■ TASK OBJECTIVE
The listing below should be printed exactly, every line of it. Skip the pictures.

■ EXTRACTED INFORMATION
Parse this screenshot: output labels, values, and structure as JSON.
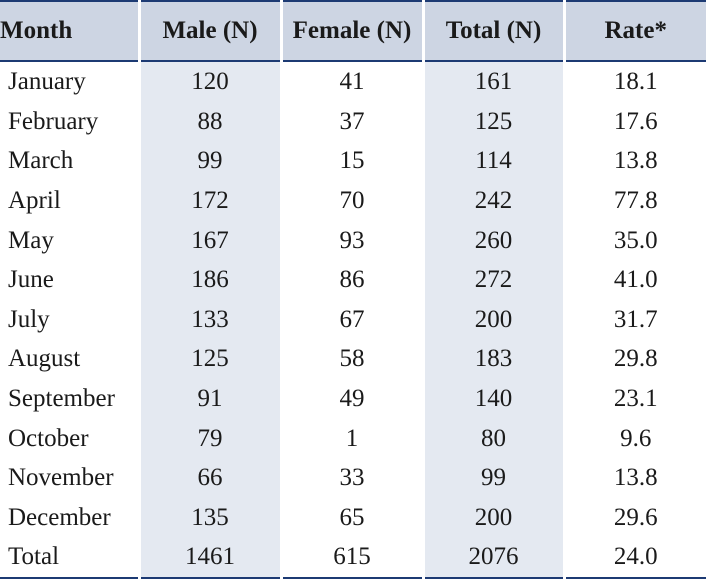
{
  "table": {
    "headers": {
      "month": "Month",
      "male": "Male (N)",
      "female": "Female (N)",
      "total": "Total (N)",
      "rate": "Rate*"
    },
    "rows": [
      {
        "month": "January",
        "male": "120",
        "female": "41",
        "total": "161",
        "rate": "18.1"
      },
      {
        "month": "February",
        "male": "88",
        "female": "37",
        "total": "125",
        "rate": "17.6"
      },
      {
        "month": "March",
        "male": "99",
        "female": "15",
        "total": "114",
        "rate": "13.8"
      },
      {
        "month": "April",
        "male": "172",
        "female": "70",
        "total": "242",
        "rate": "77.8"
      },
      {
        "month": "May",
        "male": "167",
        "female": "93",
        "total": "260",
        "rate": "35.0"
      },
      {
        "month": "June",
        "male": "186",
        "female": "86",
        "total": "272",
        "rate": "41.0"
      },
      {
        "month": "July",
        "male": "133",
        "female": "67",
        "total": "200",
        "rate": "31.7"
      },
      {
        "month": "August",
        "male": "125",
        "female": "58",
        "total": "183",
        "rate": "29.8"
      },
      {
        "month": "September",
        "male": "91",
        "female": "49",
        "total": "140",
        "rate": "23.1"
      },
      {
        "month": "October",
        "male": "79",
        "female": "1",
        "total": "80",
        "rate": "9.6"
      },
      {
        "month": "November",
        "male": "66",
        "female": "33",
        "total": "99",
        "rate": "13.8"
      },
      {
        "month": "December",
        "male": "135",
        "female": "65",
        "total": "200",
        "rate": "29.6"
      },
      {
        "month": "Total",
        "male": "1461",
        "female": "615",
        "total": "2076",
        "rate": "24.0"
      }
    ]
  },
  "colors": {
    "header_bg": "#cdd5e3",
    "shaded_column_bg": "#e4e9f1",
    "rule": "#1c3a73"
  }
}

■ FINAL RESULT
Parse this screenshot: output labels, values, and structure as JSON.
{
  "table": {
    "headers": {
      "month": "Month",
      "male": "Male (N)",
      "female": "Female (N)",
      "total": "Total (N)",
      "rate": "Rate*"
    },
    "rows": [
      {
        "month": "January",
        "male": "120",
        "female": "41",
        "total": "161",
        "rate": "18.1"
      },
      {
        "month": "February",
        "male": "88",
        "female": "37",
        "total": "125",
        "rate": "17.6"
      },
      {
        "month": "March",
        "male": "99",
        "female": "15",
        "total": "114",
        "rate": "13.8"
      },
      {
        "month": "April",
        "male": "172",
        "female": "70",
        "total": "242",
        "rate": "77.8"
      },
      {
        "month": "May",
        "male": "167",
        "female": "93",
        "total": "260",
        "rate": "35.0"
      },
      {
        "month": "June",
        "male": "186",
        "female": "86",
        "total": "272",
        "rate": "41.0"
      },
      {
        "month": "July",
        "male": "133",
        "female": "67",
        "total": "200",
        "rate": "31.7"
      },
      {
        "month": "August",
        "male": "125",
        "female": "58",
        "total": "183",
        "rate": "29.8"
      },
      {
        "month": "September",
        "male": "91",
        "female": "49",
        "total": "140",
        "rate": "23.1"
      },
      {
        "month": "October",
        "male": "79",
        "female": "1",
        "total": "80",
        "rate": "9.6"
      },
      {
        "month": "November",
        "male": "66",
        "female": "33",
        "total": "99",
        "rate": "13.8"
      },
      {
        "month": "December",
        "male": "135",
        "female": "65",
        "total": "200",
        "rate": "29.6"
      },
      {
        "month": "Total",
        "male": "1461",
        "female": "615",
        "total": "2076",
        "rate": "24.0"
      }
    ]
  },
  "colors": {
    "header_bg": "#cdd5e3",
    "shaded_column_bg": "#e4e9f1",
    "rule": "#1c3a73"
  }
}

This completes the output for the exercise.